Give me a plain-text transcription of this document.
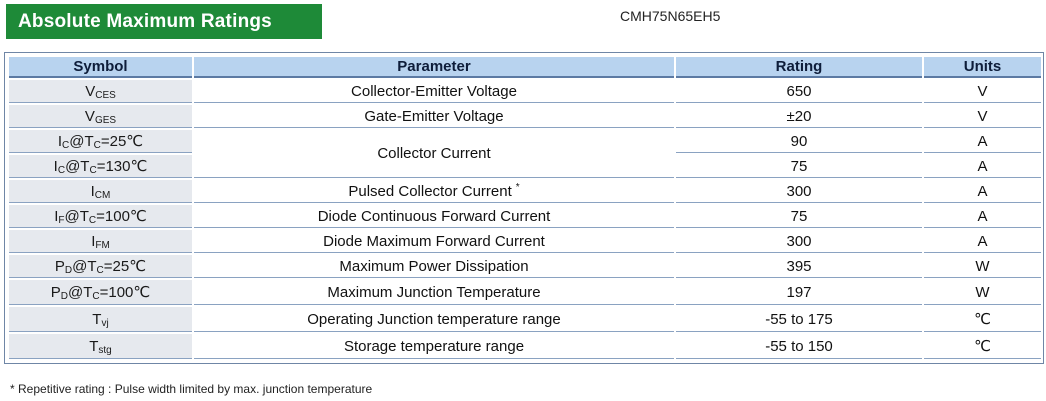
Absolute Maximum Ratings	CMH75N65EH5
Symbol	Parameter	Rating	Units
VCES	Collector-Emitter Voltage	650	V
VGES	Gate-Emitter Voltage	±20	V
IC@TC=25℃	Collector Current	90	A
IC@TC=130℃		75	A
ICM	Pulsed Collector Current *	300	A
IF@TC=100℃	Diode Continuous Forward Current	75	A
IFM	Diode Maximum Forward Current	300	A
PD@TC=25℃	Maximum Power Dissipation	395	W
PD@TC=100℃	Maximum Junction Temperature	197	W
Tvj	Operating Junction temperature range	-55 to 175	℃
Tstg	Storage temperature range	-55 to 150	℃
* Repetitive rating : Pulse width limited by max. junction temperature
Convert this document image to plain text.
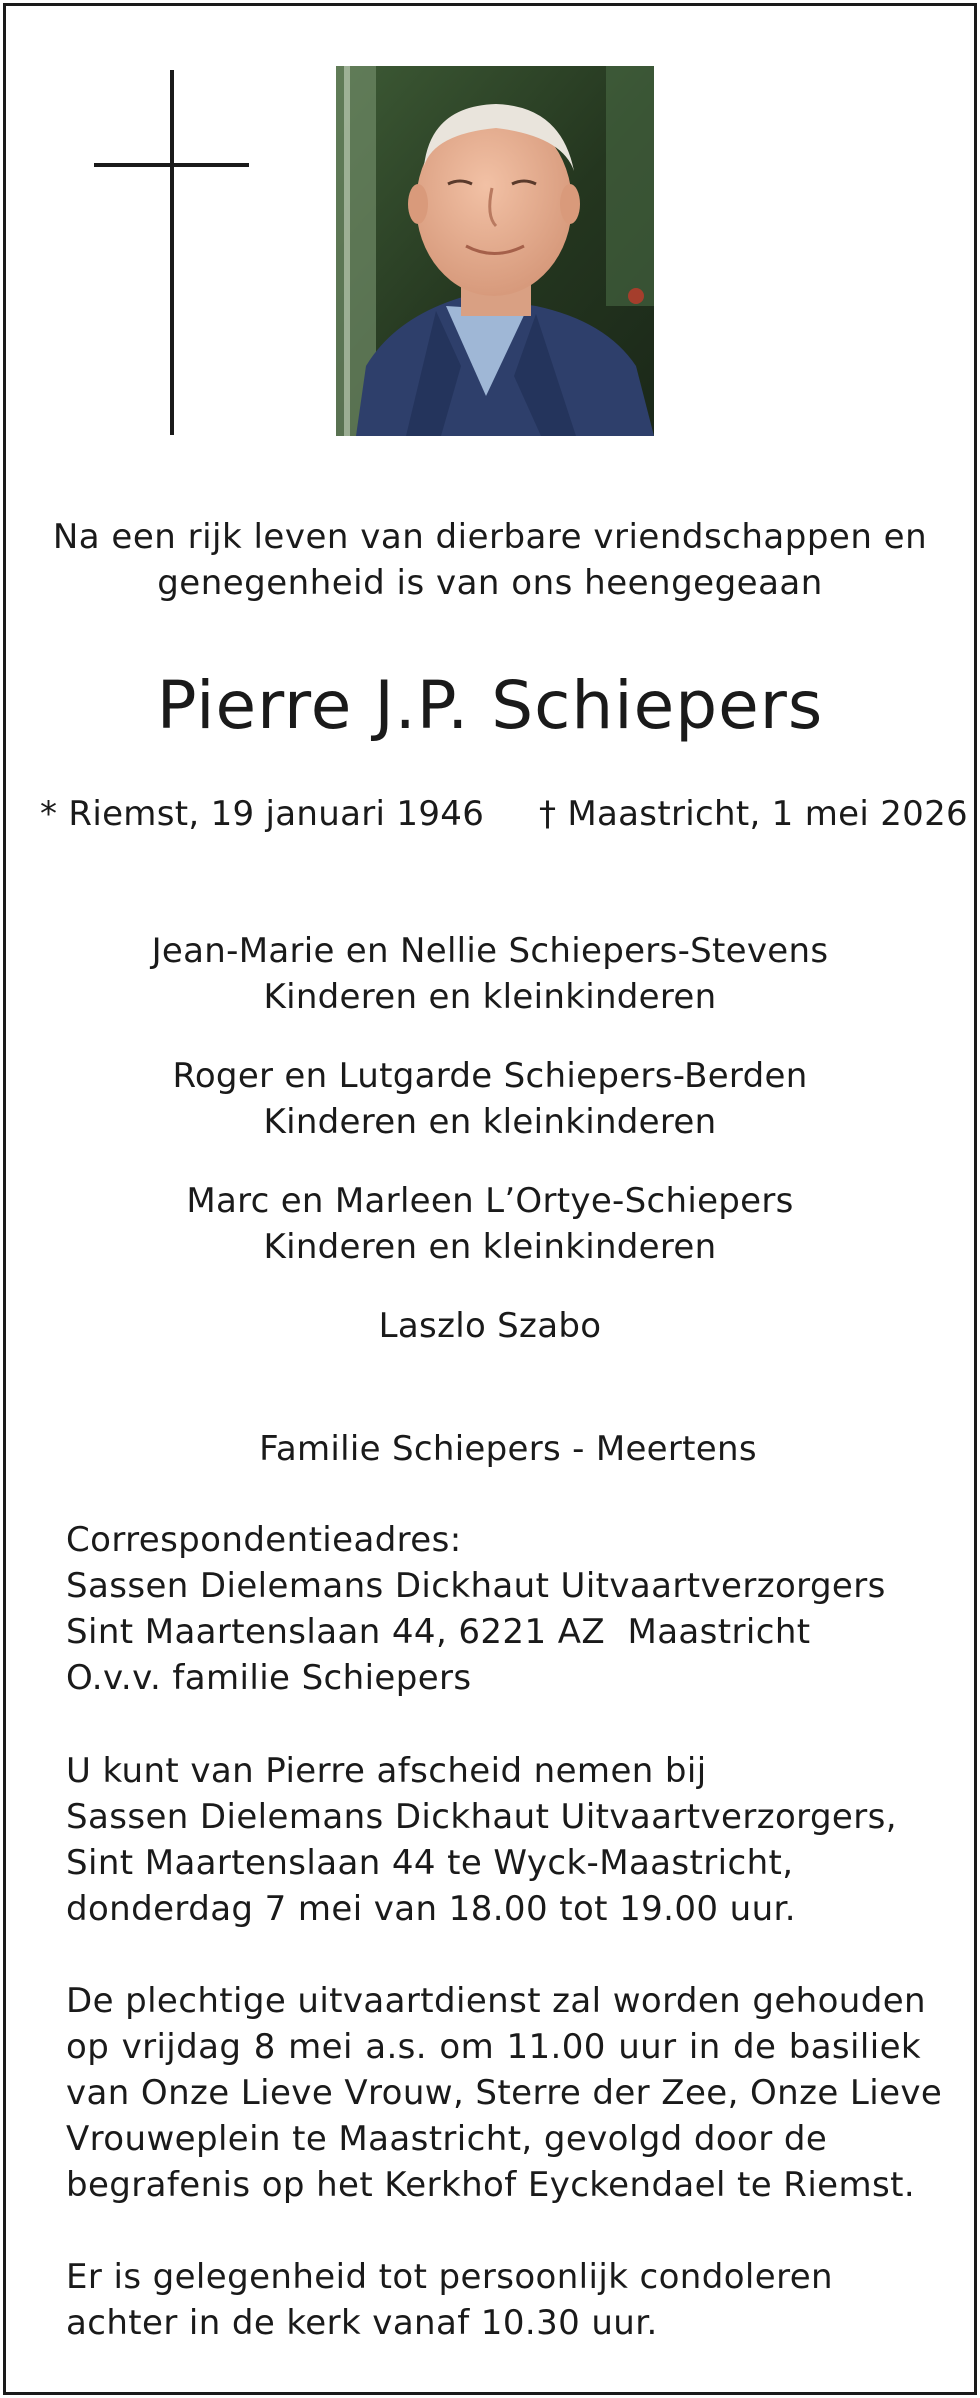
Na een rijk leven van dierbare vriendschappen en
genegenheid is van ons heengegeaan
Pierre J.P. Schiepers
* Riemst, 19 januari 1946 † Maastricht, 1 mei 2026
Jean-Marie en Nellie Schiepers-Stevens
Kinderen en kleinkinderen
Roger en Lutgarde Schiepers-Berden
Kinderen en kleinkinderen
Marc en Marleen L’Ortye-Schiepers
Kinderen en kleinkinderen
Laszlo Szabo
Familie Schiepers - Meertens
Correspondentieadres:
Sassen Dielemans Dickhaut Uitvaartverzorgers
Sint Maartenslaan 44, 6221 AZ  Maastricht
O.v.v. familie Schiepers
U kunt van Pierre afscheid nemen bij
Sassen Dielemans Dickhaut Uitvaartverzorgers,
Sint Maartenslaan 44 te Wyck-Maastricht,
donderdag 7 mei van 18.00 tot 19.00 uur.
De plechtige uitvaartdienst zal worden gehouden
op vrijdag 8 mei a.s. om 11.00 uur in de basiliek
van Onze Lieve Vrouw, Sterre der Zee, Onze Lieve
Vrouweplein te Maastricht, gevolgd door de
begrafenis op het Kerkhof Eyckendael te Riemst.
Er is gelegenheid tot persoonlijk condoleren
achter in de kerk vanaf 10.30 uur.
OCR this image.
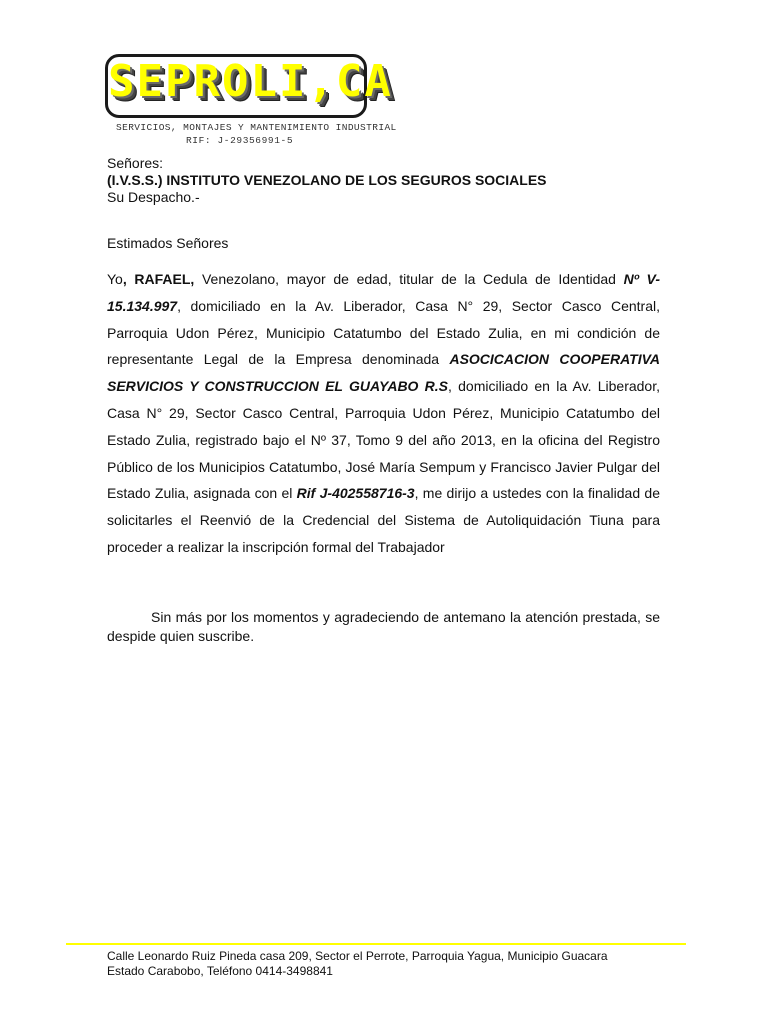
SEPROLI,CA
SERVICIOS, MONTAJES Y MANTENIMIENTO INDUSTRIAL
RIF: J-29356991-5
Señores:
(I.V.S.S.) INSTITUTO VENEZOLANO DE LOS SEGUROS SOCIALES
Su Despacho.-
Estimados Señores
Yo, RAFAEL, Venezolano, mayor de edad, titular de la Cedula de Identidad Nº V-15.134.997, domiciliado en la Av. Liberador, Casa N° 29, Sector Casco Central, Parroquia Udon Pérez, Municipio Catatumbo del Estado Zulia, en mi condición de representante Legal de la Empresa denominada ASOCICACION COOPERATIVA SERVICIOS Y CONSTRUCCION EL GUAYABO R.S, domiciliado en la Av. Liberador, Casa N° 29, Sector Casco Central, Parroquia Udon Pérez, Municipio Catatumbo del Estado Zulia, registrado bajo el Nº 37, Tomo 9 del año 2013, en la oficina del Registro Público de los Municipios Catatumbo, José María Sempum y Francisco Javier Pulgar del Estado Zulia, asignada con el Rif J-402558716-3, me dirijo a ustedes con la finalidad de solicitarles el Reenvió de la Credencial del Sistema de Autoliquidación Tiuna para proceder a realizar la inscripción formal del Trabajador
Sin más por los momentos y agradeciendo de antemano la atención prestada, se despide quien suscribe.
Calle Leonardo Ruiz Pineda casa 209, Sector el Perrote, Parroquia Yagua, Municipio Guacara
Estado Carabobo, Teléfono 0414-3498841
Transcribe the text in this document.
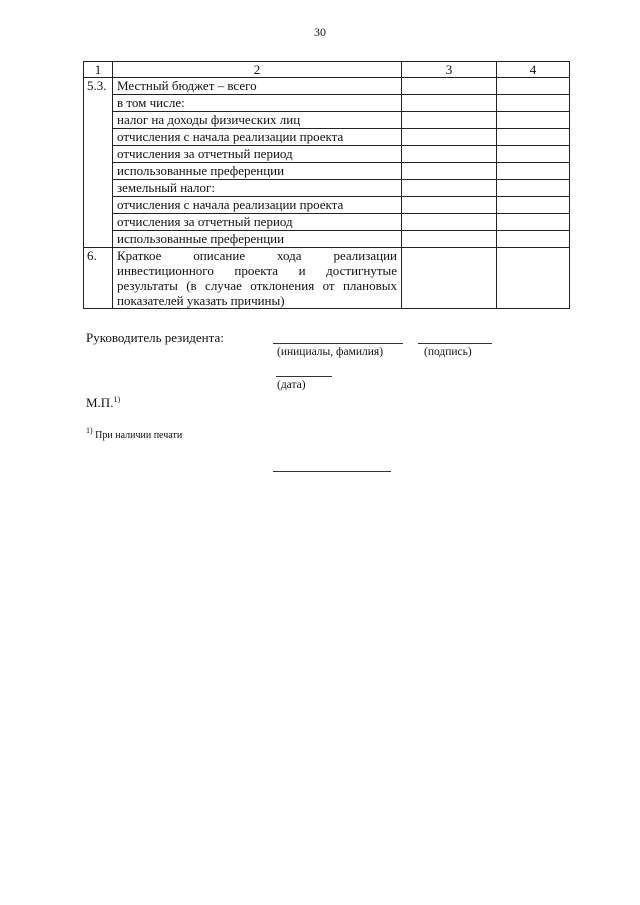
30
1	2	3	4
5.3.	Местный бюджет – всего		
	в том числе:		
	налог на доходы физических лиц		
	отчисления с начала реализации проекта		
	отчисления за отчетный период		
	использованные преференции		
	земельный налог:		
	отчисления с начала реализации проекта		
	отчисления за отчетный период		
	использованные преференции		
6.	Краткое описание хода реализации
инвестиционного проекта и достигнутые
результаты (в случае отклонения от плановых
показателей указать причины)		

Руководитель резидента:
(инициалы, фамилия)	(подпись)
(дата)
М.П.$^{1)}$
$^{1)}$ При наличии печати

.....

* _GOAL OF THE EXERCISE_
Review the preceding data and report every line that includes the string "Sassen".

* _RESULT FOR THIS TASK_
Sassen Dielemans Dickhaut Uitvaartverzorgers
Sassen Dielemans Dickhaut Uitvaartverzorgers,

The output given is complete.